**Stated exercise**: Write the data out again exactly, with no pictures.

**Records for the task**:
==============================
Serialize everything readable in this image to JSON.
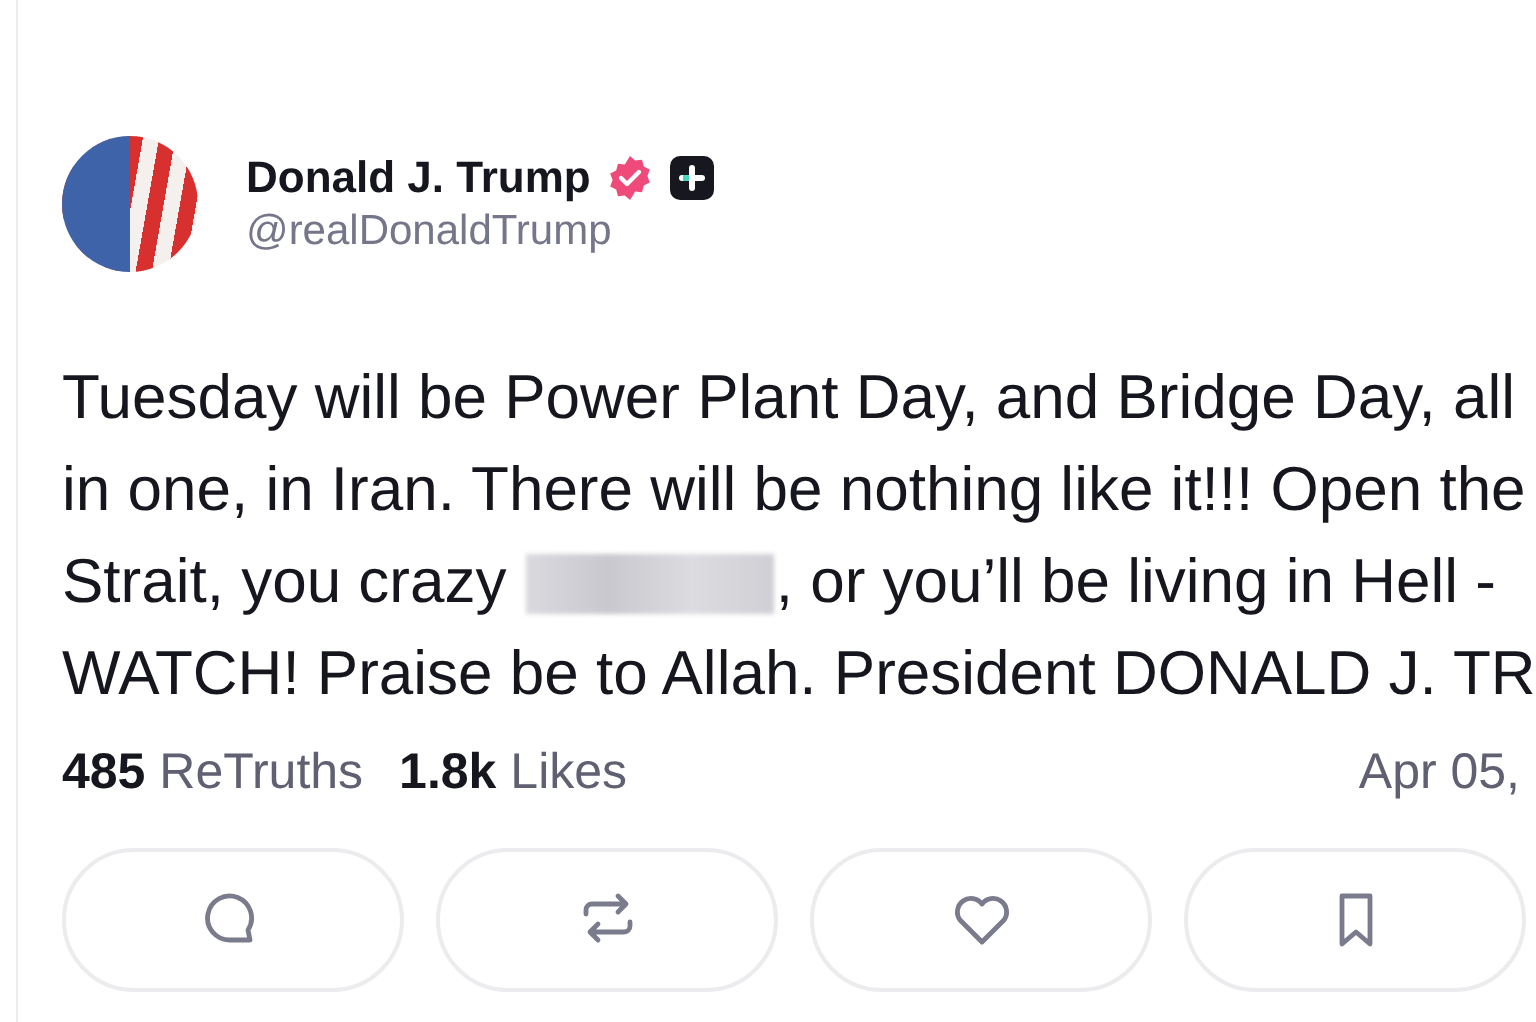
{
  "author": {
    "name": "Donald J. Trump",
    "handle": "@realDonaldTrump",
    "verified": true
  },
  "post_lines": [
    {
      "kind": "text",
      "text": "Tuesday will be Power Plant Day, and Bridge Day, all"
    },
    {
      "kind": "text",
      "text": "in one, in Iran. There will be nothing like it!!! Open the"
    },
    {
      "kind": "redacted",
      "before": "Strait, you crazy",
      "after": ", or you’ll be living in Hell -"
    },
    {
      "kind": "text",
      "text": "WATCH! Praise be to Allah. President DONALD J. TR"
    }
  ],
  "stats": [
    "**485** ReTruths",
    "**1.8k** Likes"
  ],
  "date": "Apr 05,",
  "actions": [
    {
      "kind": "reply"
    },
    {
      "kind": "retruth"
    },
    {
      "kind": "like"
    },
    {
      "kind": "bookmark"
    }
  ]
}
==============================
**Response below**:
Serialize everything readable in this image to JSON.
{
  "author": {
    "name": "Donald J. Trump",
    "handle": "@realDonaldTrump",
    "verified": true
  },
  "post_lines": [
    {
      "kind": "text",
      "text": "Tuesday will be Power Plant Day, and Bridge Day, all"
    },
    {
      "kind": "text",
      "text": "in one, in Iran. There will be nothing like it!!! Open the"
    },
    {
      "kind": "redacted",
      "before": "Strait, you crazy",
      "after": ", or you’ll be living in Hell -"
    },
    {
      "kind": "text",
      "text": "WATCH! Praise be to Allah. President DONALD J. TR"
    }
  ],
  "stats": [
    "**485** ReTruths",
    "**1.8k** Likes"
  ],
  "date": "Apr 05,",
  "actions": [
    {
      "kind": "reply"
    },
    {
      "kind": "retruth"
    },
    {
      "kind": "like"
    },
    {
      "kind": "bookmark"
    }
  ]
}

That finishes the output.